All lines featuring the string "source" are to be listed.

*** Exercise input

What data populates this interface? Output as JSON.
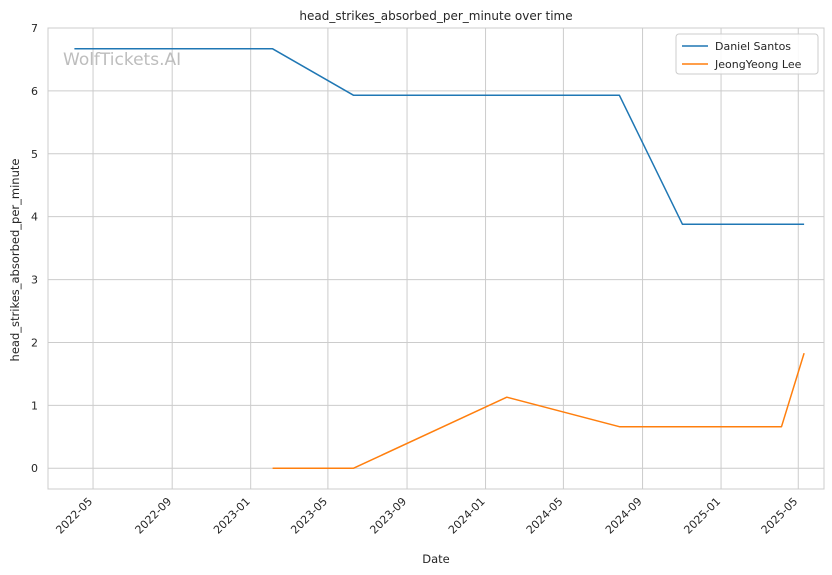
{
  "watermark": "WolfTickets.AI",
  "chart_data": {
    "type": "line",
    "title": "head_strikes_absorbed_per_minute over time",
    "xlabel": "Date",
    "ylabel": "head_strikes_absorbed_per_minute",
    "x_ticks": [
      "2022-05",
      "2022-09",
      "2023-01",
      "2023-05",
      "2023-09",
      "2024-01",
      "2024-05",
      "2024-09",
      "2025-01",
      "2025-05"
    ],
    "y_ticks": [
      0,
      1,
      2,
      3,
      4,
      5,
      6,
      7
    ],
    "xlim": [
      "2022-02-20",
      "2025-06-10"
    ],
    "ylim": [
      -0.33,
      7
    ],
    "grid": true,
    "legend_position": "top-right",
    "series": [
      {
        "name": "Daniel Santos",
        "color": "#1f77b4",
        "points": [
          {
            "x": "2022-04-02",
            "y": 6.67
          },
          {
            "x": "2023-02-04",
            "y": 6.67
          },
          {
            "x": "2023-06-10",
            "y": 5.93
          },
          {
            "x": "2024-07-27",
            "y": 5.93
          },
          {
            "x": "2024-11-02",
            "y": 3.88
          },
          {
            "x": "2025-05-10",
            "y": 3.88
          }
        ]
      },
      {
        "name": "JeongYeong Lee",
        "color": "#ff7f0e",
        "points": [
          {
            "x": "2023-02-04",
            "y": 0.0
          },
          {
            "x": "2023-06-10",
            "y": 0.0
          },
          {
            "x": "2024-02-03",
            "y": 1.13
          },
          {
            "x": "2024-07-27",
            "y": 0.66
          },
          {
            "x": "2025-04-05",
            "y": 0.66
          },
          {
            "x": "2025-05-10",
            "y": 1.83
          }
        ]
      }
    ]
  }
}
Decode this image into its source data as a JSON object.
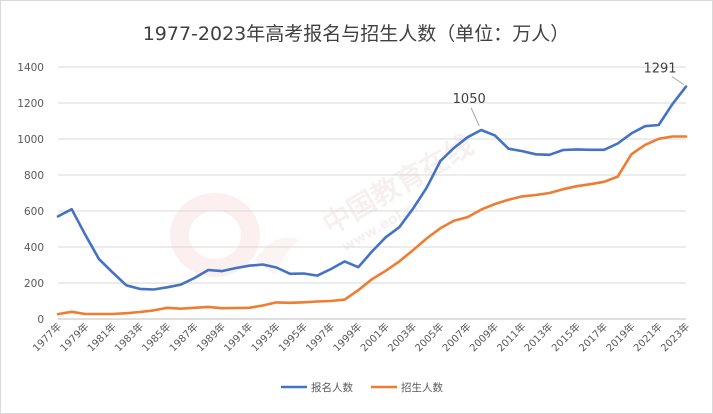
{
  "chart_data": {
    "type": "line",
    "title": "1977-2023年高考报名与招生人数（单位：万人）",
    "xlabel": "",
    "ylabel": "",
    "ylim": [
      0,
      1400
    ],
    "yticks": [
      0,
      200,
      400,
      600,
      800,
      1000,
      1200,
      1400
    ],
    "grid": true,
    "legend_position": "bottom",
    "x": [
      1977,
      1978,
      1979,
      1980,
      1981,
      1982,
      1983,
      1984,
      1985,
      1986,
      1987,
      1988,
      1989,
      1990,
      1991,
      1992,
      1993,
      1994,
      1995,
      1996,
      1997,
      1998,
      1999,
      2000,
      2001,
      2002,
      2003,
      2004,
      2005,
      2006,
      2007,
      2008,
      2009,
      2010,
      2011,
      2012,
      2013,
      2014,
      2015,
      2016,
      2017,
      2018,
      2019,
      2020,
      2021,
      2022,
      2023
    ],
    "x_tick_labels": [
      "1977年",
      "1979年",
      "1981年",
      "1983年",
      "1985年",
      "1987年",
      "1989年",
      "1991年",
      "1993年",
      "1995年",
      "1997年",
      "1999年",
      "2001年",
      "2003年",
      "2005年",
      "2007年",
      "2009年",
      "2011年",
      "2013年",
      "2015年",
      "2017年",
      "2019年",
      "2021年",
      "2023年"
    ],
    "series": [
      {
        "name": "报名人数",
        "color": "#4472c4",
        "values": [
          570,
          610,
          468,
          333,
          259,
          187,
          167,
          164,
          176,
          191,
          228,
          272,
          266,
          283,
          296,
          303,
          286,
          251,
          253,
          241,
          278,
          320,
          288,
          375,
          454,
          510,
          613,
          729,
          877,
          950,
          1010,
          1050,
          1020,
          946,
          933,
          915,
          912,
          939,
          942,
          940,
          940,
          975,
          1031,
          1071,
          1078,
          1193,
          1291
        ]
      },
      {
        "name": "招生人数",
        "color": "#ed7d31",
        "values": [
          27,
          40,
          28,
          28,
          28,
          32,
          39,
          48,
          62,
          57,
          62,
          67,
          60,
          61,
          62,
          75,
          92,
          90,
          93,
          97,
          100,
          108,
          160,
          221,
          268,
          320,
          382,
          447,
          504,
          546,
          566,
          608,
          639,
          662,
          681,
          689,
          700,
          721,
          738,
          749,
          762,
          791,
          915,
          967,
          1001,
          1014,
          1014
        ]
      }
    ],
    "annotations": [
      {
        "text": "1050",
        "year": 2008,
        "value": 1050
      },
      {
        "text": "1291",
        "year": 2023,
        "value": 1291
      }
    ],
    "watermark": "中国教育在线 www.eol.cn"
  }
}
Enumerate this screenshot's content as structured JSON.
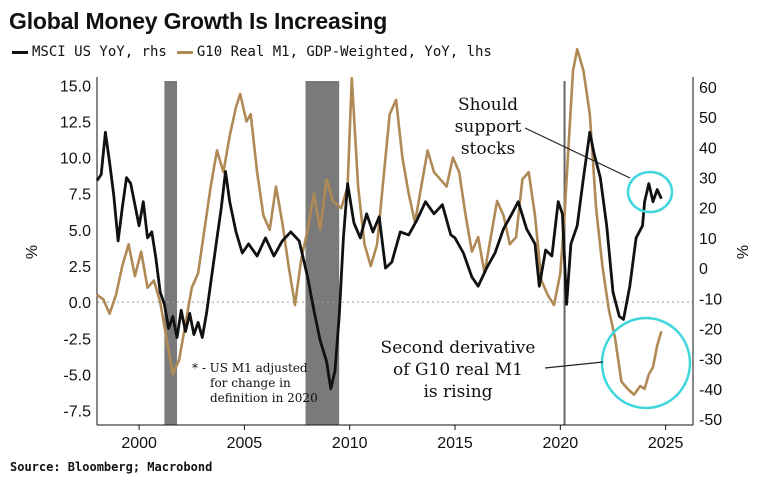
{
  "title": "Global Money Growth Is Increasing",
  "source": "Source: Bloomberg; Macrobond",
  "colors": {
    "msci": "#111111",
    "m1": "#b08a56",
    "recession": "#7a7a7a",
    "highlight": "#3fd6dc",
    "zero_line": "#9a9a9a"
  },
  "chart_data": {
    "type": "line",
    "legend_placement": "top-left",
    "x_ticks": [
      "2000",
      "2005",
      "2010",
      "2015",
      "2020",
      "2025"
    ],
    "x_range": [
      1998.0,
      2026.3
    ],
    "y_left": {
      "ticks": [
        "15.0",
        "12.5",
        "10.0",
        "7.5",
        "5.0",
        "2.5",
        "0.0",
        "-2.5",
        "-5.0",
        "-7.5"
      ],
      "range": [
        -8.5,
        15.3
      ]
    },
    "y_right": {
      "ticks": [
        "60",
        "50",
        "40",
        "30",
        "20",
        "10",
        "0",
        "-10",
        "-20",
        "-30",
        "-40",
        "-50"
      ],
      "range": [
        -52,
        62
      ]
    },
    "recession_bands": [
      [
        2001.2,
        2001.8
      ],
      [
        2007.9,
        2009.5
      ]
    ],
    "event_line": 2020.2,
    "series": [
      {
        "name": "MSCI US YoY, rhs",
        "axis": "right",
        "points": [
          [
            1998.0,
            29
          ],
          [
            1998.2,
            31
          ],
          [
            1998.4,
            45
          ],
          [
            1998.6,
            35
          ],
          [
            1998.8,
            24
          ],
          [
            1999.0,
            9
          ],
          [
            1999.2,
            20
          ],
          [
            1999.4,
            30
          ],
          [
            1999.6,
            28
          ],
          [
            1999.8,
            21
          ],
          [
            2000.0,
            14
          ],
          [
            2000.2,
            22
          ],
          [
            2000.4,
            10
          ],
          [
            2000.6,
            12
          ],
          [
            2000.8,
            3
          ],
          [
            2001.0,
            -8
          ],
          [
            2001.2,
            -12
          ],
          [
            2001.4,
            -20
          ],
          [
            2001.6,
            -16
          ],
          [
            2001.8,
            -23
          ],
          [
            2002.0,
            -14
          ],
          [
            2002.2,
            -21
          ],
          [
            2002.4,
            -15
          ],
          [
            2002.6,
            -22
          ],
          [
            2002.8,
            -18
          ],
          [
            2003.0,
            -23
          ],
          [
            2003.2,
            -15
          ],
          [
            2003.5,
            0
          ],
          [
            2003.7,
            10
          ],
          [
            2003.9,
            20
          ],
          [
            2004.1,
            32
          ],
          [
            2004.3,
            22
          ],
          [
            2004.6,
            12
          ],
          [
            2004.9,
            5
          ],
          [
            2005.2,
            8
          ],
          [
            2005.6,
            4
          ],
          [
            2006.0,
            10
          ],
          [
            2006.4,
            4
          ],
          [
            2006.8,
            9
          ],
          [
            2007.2,
            12
          ],
          [
            2007.6,
            9
          ],
          [
            2008.0,
            -3
          ],
          [
            2008.3,
            -14
          ],
          [
            2008.6,
            -24
          ],
          [
            2008.9,
            -31
          ],
          [
            2009.1,
            -40
          ],
          [
            2009.3,
            -34
          ],
          [
            2009.5,
            -16
          ],
          [
            2009.7,
            10
          ],
          [
            2009.9,
            28
          ],
          [
            2010.2,
            15
          ],
          [
            2010.5,
            10
          ],
          [
            2010.8,
            18
          ],
          [
            2011.1,
            12
          ],
          [
            2011.4,
            17
          ],
          [
            2011.7,
            0
          ],
          [
            2012.0,
            2
          ],
          [
            2012.4,
            12
          ],
          [
            2012.8,
            11
          ],
          [
            2013.2,
            16
          ],
          [
            2013.6,
            22
          ],
          [
            2014.0,
            18
          ],
          [
            2014.4,
            21
          ],
          [
            2014.8,
            11
          ],
          [
            2015.0,
            10
          ],
          [
            2015.4,
            5
          ],
          [
            2015.8,
            -3
          ],
          [
            2016.1,
            -6
          ],
          [
            2016.5,
            0
          ],
          [
            2016.9,
            5
          ],
          [
            2017.3,
            13
          ],
          [
            2017.7,
            18
          ],
          [
            2018.0,
            22
          ],
          [
            2018.4,
            13
          ],
          [
            2018.8,
            8
          ],
          [
            2019.0,
            -6
          ],
          [
            2019.3,
            6
          ],
          [
            2019.6,
            4
          ],
          [
            2019.9,
            22
          ],
          [
            2020.1,
            18
          ],
          [
            2020.3,
            -12
          ],
          [
            2020.5,
            8
          ],
          [
            2020.8,
            14
          ],
          [
            2021.1,
            30
          ],
          [
            2021.4,
            45
          ],
          [
            2021.6,
            38
          ],
          [
            2021.9,
            30
          ],
          [
            2022.2,
            14
          ],
          [
            2022.5,
            -8
          ],
          [
            2022.8,
            -16
          ],
          [
            2023.0,
            -17
          ],
          [
            2023.3,
            -6
          ],
          [
            2023.6,
            10
          ],
          [
            2023.9,
            14
          ],
          [
            2024.0,
            22
          ],
          [
            2024.2,
            28
          ],
          [
            2024.4,
            22
          ],
          [
            2024.6,
            26
          ],
          [
            2024.8,
            23
          ]
        ]
      },
      {
        "name": "G10 Real M1, GDP-Weighted, YoY, lhs",
        "axis": "left",
        "points": [
          [
            1998.0,
            0.5
          ],
          [
            1998.3,
            0.2
          ],
          [
            1998.6,
            -0.8
          ],
          [
            1998.9,
            0.5
          ],
          [
            1999.2,
            2.5
          ],
          [
            1999.5,
            4.0
          ],
          [
            1999.8,
            1.8
          ],
          [
            2000.1,
            3.5
          ],
          [
            2000.4,
            1.0
          ],
          [
            2000.7,
            1.5
          ],
          [
            2001.0,
            0.0
          ],
          [
            2001.3,
            -2.5
          ],
          [
            2001.6,
            -5.0
          ],
          [
            2001.9,
            -4.0
          ],
          [
            2002.2,
            -1.5
          ],
          [
            2002.5,
            1.0
          ],
          [
            2002.8,
            2.0
          ],
          [
            2003.1,
            5.0
          ],
          [
            2003.4,
            8.0
          ],
          [
            2003.7,
            10.5
          ],
          [
            2004.0,
            9.0
          ],
          [
            2004.3,
            11.5
          ],
          [
            2004.6,
            13.5
          ],
          [
            2004.8,
            14.4
          ],
          [
            2005.1,
            12.5
          ],
          [
            2005.3,
            13.0
          ],
          [
            2005.6,
            9.0
          ],
          [
            2005.9,
            6.0
          ],
          [
            2006.2,
            5.0
          ],
          [
            2006.5,
            8.0
          ],
          [
            2006.8,
            5.5
          ],
          [
            2007.1,
            2.5
          ],
          [
            2007.4,
            -0.2
          ],
          [
            2007.7,
            3.0
          ],
          [
            2008.0,
            5.0
          ],
          [
            2008.3,
            7.5
          ],
          [
            2008.6,
            5.0
          ],
          [
            2008.9,
            8.5
          ],
          [
            2009.2,
            7.0
          ],
          [
            2009.6,
            6.5
          ],
          [
            2009.9,
            8.0
          ],
          [
            2010.1,
            15.5
          ],
          [
            2010.4,
            8.0
          ],
          [
            2010.7,
            4.0
          ],
          [
            2011.0,
            2.5
          ],
          [
            2011.3,
            4.0
          ],
          [
            2011.6,
            8.5
          ],
          [
            2011.9,
            13.0
          ],
          [
            2012.2,
            14.0
          ],
          [
            2012.5,
            10.0
          ],
          [
            2012.8,
            7.5
          ],
          [
            2013.1,
            5.5
          ],
          [
            2013.4,
            8.0
          ],
          [
            2013.7,
            10.5
          ],
          [
            2014.0,
            9.0
          ],
          [
            2014.3,
            8.5
          ],
          [
            2014.6,
            8.0
          ],
          [
            2014.9,
            10.0
          ],
          [
            2015.2,
            9.0
          ],
          [
            2015.5,
            6.0
          ],
          [
            2015.8,
            3.5
          ],
          [
            2016.1,
            4.5
          ],
          [
            2016.4,
            2.0
          ],
          [
            2016.7,
            4.5
          ],
          [
            2017.0,
            7.0
          ],
          [
            2017.3,
            6.0
          ],
          [
            2017.6,
            4.0
          ],
          [
            2017.9,
            4.5
          ],
          [
            2018.2,
            8.5
          ],
          [
            2018.5,
            9.0
          ],
          [
            2018.8,
            6.0
          ],
          [
            2019.1,
            1.5
          ],
          [
            2019.4,
            0.5
          ],
          [
            2019.7,
            -0.2
          ],
          [
            2020.0,
            2.0
          ],
          [
            2020.2,
            6.0
          ],
          [
            2020.4,
            11.0
          ],
          [
            2020.6,
            16.0
          ],
          [
            2020.8,
            17.5
          ],
          [
            2021.1,
            16.0
          ],
          [
            2021.4,
            13.0
          ],
          [
            2021.7,
            6.5
          ],
          [
            2022.0,
            2.5
          ],
          [
            2022.3,
            -0.5
          ],
          [
            2022.6,
            -2.5
          ],
          [
            2022.9,
            -5.5
          ],
          [
            2023.2,
            -6.0
          ],
          [
            2023.5,
            -6.4
          ],
          [
            2023.8,
            -5.8
          ],
          [
            2024.0,
            -6.0
          ],
          [
            2024.2,
            -5.0
          ],
          [
            2024.4,
            -4.5
          ],
          [
            2024.6,
            -3.0
          ],
          [
            2024.8,
            -2.0
          ]
        ]
      }
    ],
    "annotations": [
      {
        "lines": [
          "Should",
          "support",
          "stocks"
        ]
      },
      {
        "lines": [
          "Second derivative",
          "of G10 real M1",
          "is rising"
        ]
      },
      {
        "lines": [
          "* - US M1 adjusted",
          "for change in",
          "definition in 2020"
        ]
      }
    ],
    "left_axis_marker": "%",
    "right_axis_marker": "%"
  }
}
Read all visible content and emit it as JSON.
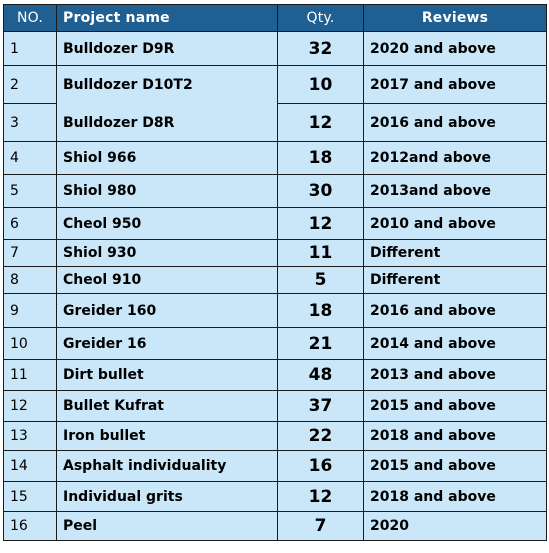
{
  "headers": {
    "no": "NO.",
    "name": "Project name",
    "qty": "Qty.",
    "reviews": "Reviews"
  },
  "rows": [
    {
      "no": "1",
      "name": "Bulldozer D9R",
      "qty": "32",
      "reviews": "2020 and above"
    },
    {
      "no": "2",
      "name": "Bulldozer D10T2",
      "qty": "10",
      "reviews": "2017 and above"
    },
    {
      "no": "3",
      "name": "Bulldozer D8R",
      "qty": "12",
      "reviews": "2016 and above"
    },
    {
      "no": "4",
      "name": "Shiol 966",
      "qty": "18",
      "reviews": "2012and above"
    },
    {
      "no": "5",
      "name": "Shiol 980",
      "qty": "30",
      "reviews": "2013and above"
    },
    {
      "no": "6",
      "name": "Cheol 950",
      "qty": "12",
      "reviews": "2010 and above"
    },
    {
      "no": "7",
      "name": "Shiol 930",
      "qty": "11",
      "reviews": "Different"
    },
    {
      "no": "8",
      "name": "Cheol 910",
      "qty": "5",
      "reviews": "Different"
    },
    {
      "no": "9",
      "name": "Greider 160",
      "qty": "18",
      "reviews": "2016 and above"
    },
    {
      "no": "10",
      "name": "Greider 16",
      "qty": "21",
      "reviews": "2014 and above"
    },
    {
      "no": "11",
      "name": "Dirt bullet",
      "qty": "48",
      "reviews": "2013 and above"
    },
    {
      "no": "12",
      "name": "Bullet Kufrat",
      "qty": "37",
      "reviews": "2015 and above"
    },
    {
      "no": "13",
      "name": "Iron bullet",
      "qty": "22",
      "reviews": "2018 and above"
    },
    {
      "no": "14",
      "name": "Asphalt individuality",
      "qty": "16",
      "reviews": "2015 and above"
    },
    {
      "no": "15",
      "name": "Individual grits",
      "qty": "12",
      "reviews": "2018 and above"
    },
    {
      "no": "16",
      "name": "Peel",
      "qty": "7",
      "reviews": "2020"
    }
  ]
}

******

- [Complete answer]
Decode this image into its source data as a JSON object.
  "source": "Source: Bloomberg; Macrobond",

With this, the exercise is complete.